Exercise task: Find the string "JSON" in the entries and copy each line that has it.

Data shown:

═══

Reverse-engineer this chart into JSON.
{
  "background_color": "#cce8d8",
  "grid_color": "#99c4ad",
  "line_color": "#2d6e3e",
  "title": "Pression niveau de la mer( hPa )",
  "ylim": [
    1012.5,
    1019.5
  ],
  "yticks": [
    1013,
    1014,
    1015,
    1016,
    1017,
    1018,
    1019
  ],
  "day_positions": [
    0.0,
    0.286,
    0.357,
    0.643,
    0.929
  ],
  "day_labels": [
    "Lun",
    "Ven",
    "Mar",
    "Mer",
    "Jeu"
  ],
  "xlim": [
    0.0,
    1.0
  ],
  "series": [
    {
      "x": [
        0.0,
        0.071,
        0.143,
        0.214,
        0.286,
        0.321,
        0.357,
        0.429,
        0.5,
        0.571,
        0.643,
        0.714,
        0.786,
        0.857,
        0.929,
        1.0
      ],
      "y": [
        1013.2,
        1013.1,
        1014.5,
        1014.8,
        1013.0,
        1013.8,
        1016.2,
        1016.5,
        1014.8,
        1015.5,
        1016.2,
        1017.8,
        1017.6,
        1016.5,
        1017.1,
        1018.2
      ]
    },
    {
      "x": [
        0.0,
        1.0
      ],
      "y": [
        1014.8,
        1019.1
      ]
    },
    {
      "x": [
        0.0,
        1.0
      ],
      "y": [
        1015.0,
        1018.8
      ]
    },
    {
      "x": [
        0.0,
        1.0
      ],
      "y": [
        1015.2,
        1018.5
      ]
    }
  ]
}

═══

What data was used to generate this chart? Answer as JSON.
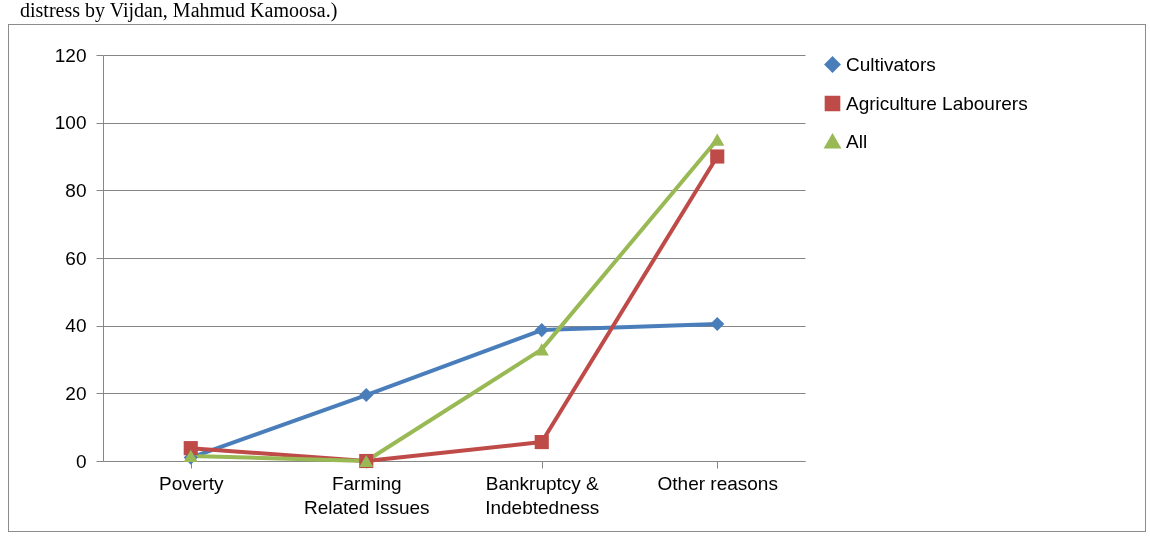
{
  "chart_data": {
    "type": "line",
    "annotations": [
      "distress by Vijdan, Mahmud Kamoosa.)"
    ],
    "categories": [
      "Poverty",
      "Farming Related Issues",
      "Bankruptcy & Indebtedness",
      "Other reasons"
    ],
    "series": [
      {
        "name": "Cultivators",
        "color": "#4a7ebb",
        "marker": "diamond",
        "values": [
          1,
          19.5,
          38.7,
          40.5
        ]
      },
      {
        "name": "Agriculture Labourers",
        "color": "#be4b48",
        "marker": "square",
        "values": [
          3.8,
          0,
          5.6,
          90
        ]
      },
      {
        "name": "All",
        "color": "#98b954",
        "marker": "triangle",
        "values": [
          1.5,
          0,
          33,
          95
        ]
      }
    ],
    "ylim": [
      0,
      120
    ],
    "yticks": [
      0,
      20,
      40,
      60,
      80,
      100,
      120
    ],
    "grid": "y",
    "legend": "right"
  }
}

═══

Exercise solution:
Reverse-engineer this chart into JSON.
What data was used to generate this chart? Answer as JSON.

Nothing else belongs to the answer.